[BEGIN Information shown]
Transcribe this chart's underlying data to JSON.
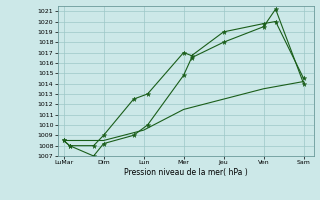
{
  "xlabel": "Pression niveau de la mer( hPa )",
  "xtick_labels": [
    "LuMar",
    "Dim",
    "Lun",
    "Mer",
    "Jeu",
    "Ven",
    "Sam"
  ],
  "xtick_positions": [
    0,
    2,
    4,
    6,
    8,
    10,
    12
  ],
  "ylim": [
    1007,
    1021.5
  ],
  "yticks": [
    1007,
    1008,
    1009,
    1010,
    1011,
    1012,
    1013,
    1014,
    1015,
    1016,
    1017,
    1018,
    1019,
    1020,
    1021
  ],
  "bg_color": "#cce8e8",
  "grid_color": "#9ec8c8",
  "line_color": "#1a5e1a",
  "line1_x": [
    0,
    0.3,
    1.5,
    2.0,
    3.5,
    4.2,
    6.0,
    6.4,
    8.0,
    10.0,
    10.6,
    12.0
  ],
  "line1_y": [
    1008.5,
    1008.0,
    1007.0,
    1008.2,
    1009.0,
    1010.0,
    1014.8,
    1016.5,
    1018.0,
    1019.5,
    1021.2,
    1014.0
  ],
  "line2_x": [
    0,
    0.3,
    1.5,
    2.0,
    3.5,
    4.2,
    6.0,
    6.4,
    8.0,
    10.0,
    10.6,
    12.0
  ],
  "line2_y": [
    1008.5,
    1008.0,
    1008.0,
    1009.0,
    1012.5,
    1013.0,
    1017.0,
    1016.7,
    1019.0,
    1019.8,
    1020.0,
    1014.5
  ],
  "line3_x": [
    0,
    2,
    4,
    6,
    8,
    10,
    12
  ],
  "line3_y": [
    1008.5,
    1008.5,
    1009.5,
    1011.5,
    1012.5,
    1013.5,
    1014.2
  ],
  "marker": "*",
  "marker_size": 3.5,
  "lw": 0.8
}
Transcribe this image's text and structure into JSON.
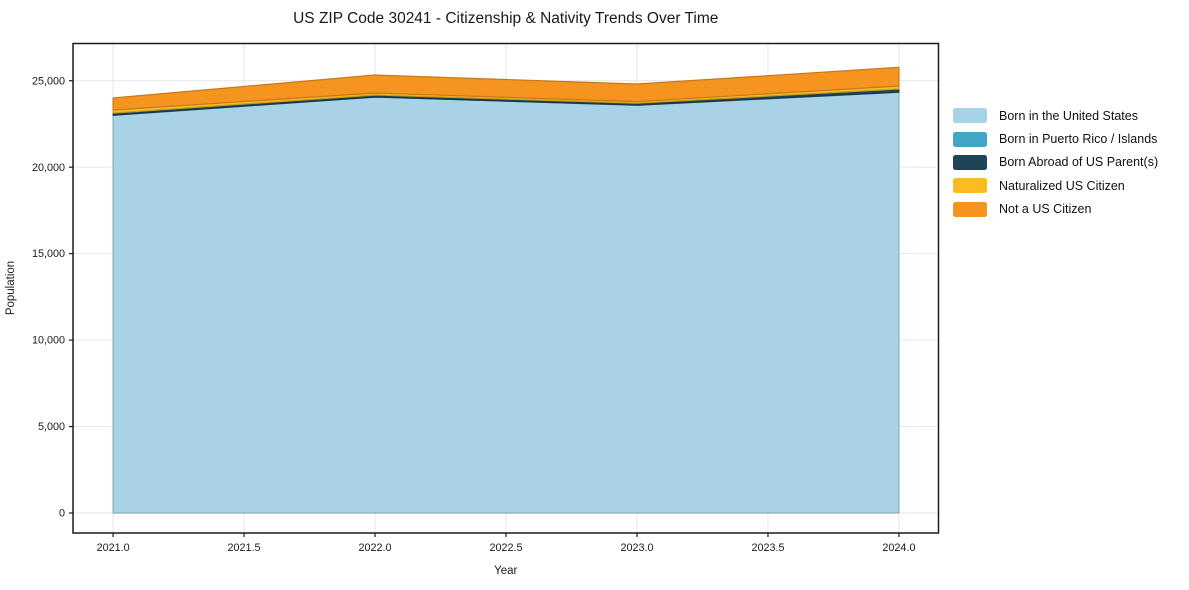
{
  "title": "US ZIP Code 30241 - Citizenship & Nativity Trends Over Time",
  "chart_data": {
    "type": "area",
    "stacked": true,
    "title": "US ZIP Code 30241 - Citizenship & Nativity Trends Over Time",
    "xlabel": "Year",
    "ylabel": "Population",
    "x": [
      2021,
      2022,
      2023,
      2024
    ],
    "series": [
      {
        "name": "Born in the United States",
        "color": "#a8d3e6",
        "values": [
          23000,
          24050,
          23580,
          24330
        ]
      },
      {
        "name": "Born in Puerto Rico / Islands",
        "color": "#41a6c6",
        "values": [
          10,
          10,
          10,
          15
        ]
      },
      {
        "name": "Born Abroad of US Parent(s)",
        "color": "#1e4456",
        "values": [
          120,
          115,
          115,
          175
        ]
      },
      {
        "name": "Naturalized US Citizen",
        "color": "#fbbc22",
        "values": [
          175,
          115,
          90,
          175
        ]
      },
      {
        "name": "Not a US Citizen",
        "color": "#f5941f",
        "values": [
          700,
          1040,
          1015,
          1080
        ]
      }
    ],
    "totals": [
      24005,
      25330,
      24810,
      25775
    ],
    "x_ticks": [
      2021.0,
      2021.5,
      2022.0,
      2022.5,
      2023.0,
      2023.5,
      2024.0
    ],
    "x_tick_labels": [
      "2021.0",
      "2021.5",
      "2022.0",
      "2022.5",
      "2023.0",
      "2023.5",
      "2024.0"
    ],
    "y_ticks": [
      0,
      5000,
      10000,
      15000,
      20000,
      25000
    ],
    "y_tick_labels": [
      "0",
      "5,000",
      "10,000",
      "15,000",
      "20,000",
      "25,000"
    ],
    "xlim": [
      2020.847,
      2024.151
    ],
    "ylim": [
      -1157,
      27153
    ],
    "grid": true,
    "legend_position": "right-outside"
  },
  "colors": {
    "background": "#ffffff",
    "gridline": "#e6e6e6",
    "spine": "#1c1c1c",
    "text": "#1a1a1a"
  }
}
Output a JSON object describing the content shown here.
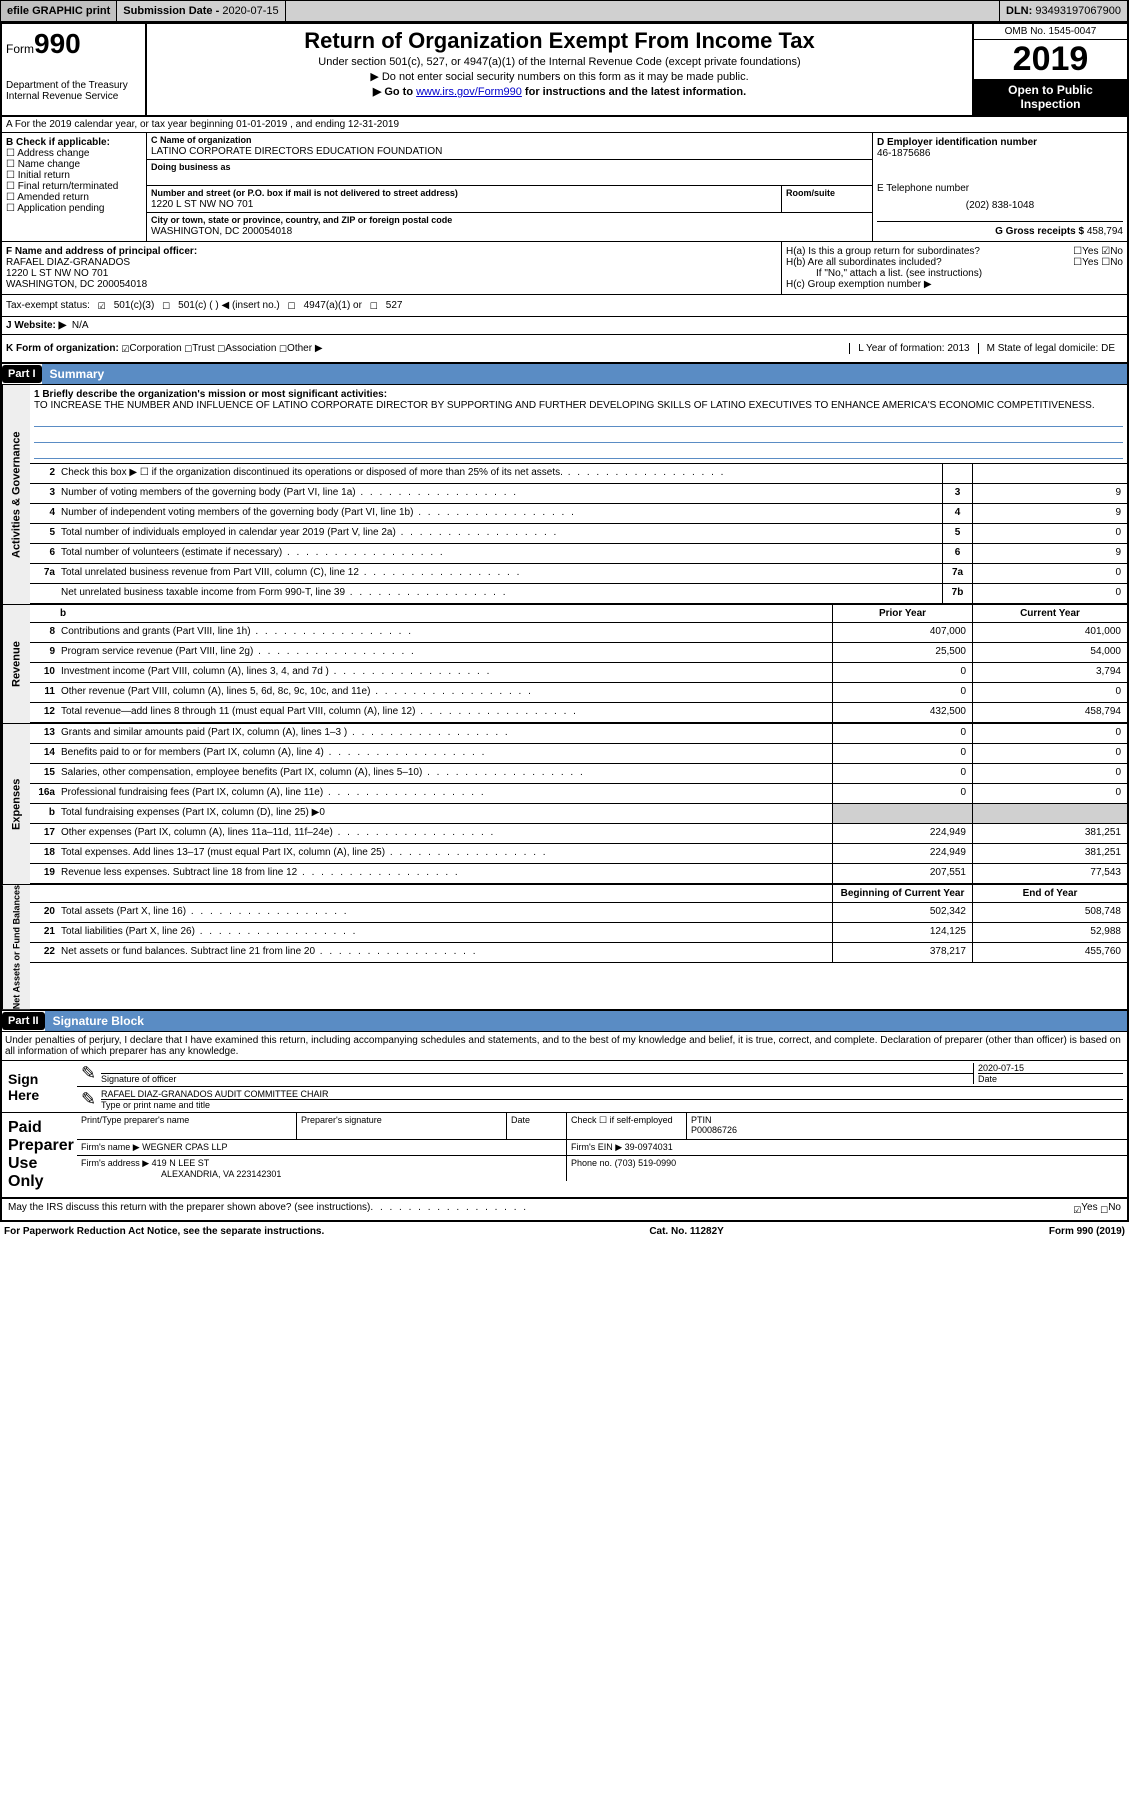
[END Information shown]
* **What is asked**
Make an exact copy of every record, pictures excluded.

* **Output**
Transcribe this chart's underlying data to JSON.
{
  "xlabel": "Pression niveau de la mer( hPa )",
  "xtick_labels": [
    "LuMar",
    "Dim",
    "Lun",
    "Mer",
    "Jeu",
    "Ven",
    "Sam"
  ],
  "xtick_positions": [
    0,
    2,
    4,
    6,
    8,
    10,
    12
  ],
  "ylim": [
    1007,
    1021.5
  ],
  "yticks": [
    1007,
    1008,
    1009,
    1010,
    1011,
    1012,
    1013,
    1014,
    1015,
    1016,
    1017,
    1018,
    1019,
    1020,
    1021
  ],
  "bg_color": "#cce8e8",
  "grid_color": "#9ec8c8",
  "line_color": "#1a5e1a",
  "line1_x": [
    0,
    0.3,
    1.5,
    2.0,
    3.5,
    4.2,
    6.0,
    6.4,
    8.0,
    10.0,
    10.6,
    12.0
  ],
  "line1_y": [
    1008.5,
    1008.0,
    1007.0,
    1008.2,
    1009.0,
    1010.0,
    1014.8,
    1016.5,
    1018.0,
    1019.5,
    1021.2,
    1014.0
  ],
  "line2_x": [
    0,
    0.3,
    1.5,
    2.0,
    3.5,
    4.2,
    6.0,
    6.4,
    8.0,
    10.0,
    10.6,
    12.0
  ],
  "line2_y": [
    1008.5,
    1008.0,
    1008.0,
    1009.0,
    1012.5,
    1013.0,
    1017.0,
    1016.7,
    1019.0,
    1019.8,
    1020.0,
    1014.5
  ],
  "line3_x": [
    0,
    2,
    4,
    6,
    8,
    10,
    12
  ],
  "line3_y": [
    1008.5,
    1008.5,
    1009.5,
    1011.5,
    1012.5,
    1013.5,
    1014.2
  ],
  "marker": "*",
  "marker_size": 3.5,
  "lw": 0.8
}
Transcribe this image's text and structure into JSON.
{
  "title": "US ZIP Code 30241 - Citizenship & Nativity Trends Over Time",
  "chart_data": {
    "type": "area",
    "stacked": true,
    "title": "US ZIP Code 30241 - Citizenship & Nativity Trends Over Time",
    "xlabel": "Year",
    "ylabel": "Population",
    "x": [
      2021,
      2022,
      2023,
      2024
    ],
    "series": [
      {
        "name": "Born in the United States",
        "color": "#a8d3e6",
        "values": [
          23000,
          24050,
          23580,
          24330
        ]
      },
      {
        "name": "Born in Puerto Rico / Islands",
        "color": "#41a6c6",
        "values": [
          10,
          10,
          10,
          15
        ]
      },
      {
        "name": "Born Abroad of US Parent(s)",
        "color": "#1e4456",
        "values": [
          120,
          115,
          115,
          175
        ]
      },
      {
        "name": "Naturalized US Citizen",
        "color": "#fbbc22",
        "values": [
          175,
          115,
          90,
          175
        ]
      },
      {
        "name": "Not a US Citizen",
        "color": "#f5941f",
        "values": [
          700,
          1040,
          1015,
          1080
        ]
      }
    ],
    "totals": [
      24005,
      25330,
      24810,
      25775
    ],
    "x_ticks": [
      2021.0,
      2021.5,
      2022.0,
      2022.5,
      2023.0,
      2023.5,
      2024.0
    ],
    "x_tick_labels": [
      "2021.0",
      "2021.5",
      "2022.0",
      "2022.5",
      "2023.0",
      "2023.5",
      "2024.0"
    ],
    "y_ticks": [
      0,
      5000,
      10000,
      15000,
      20000,
      25000
    ],
    "y_tick_labels": [
      "0",
      "5,000",
      "10,000",
      "15,000",
      "20,000",
      "25,000"
    ],
    "xlim": [
      2020.847,
      2024.151
    ],
    "ylim": [
      -1157,
      27153
    ],
    "grid": true,
    "legend_position": "right-outside"
  },
  "colors": {
    "background": "#ffffff",
    "gridline": "#e6e6e6",
    "spine": "#1c1c1c",
    "text": "#1a1a1a"
  }
}
Output a JSON object describing the content shown here.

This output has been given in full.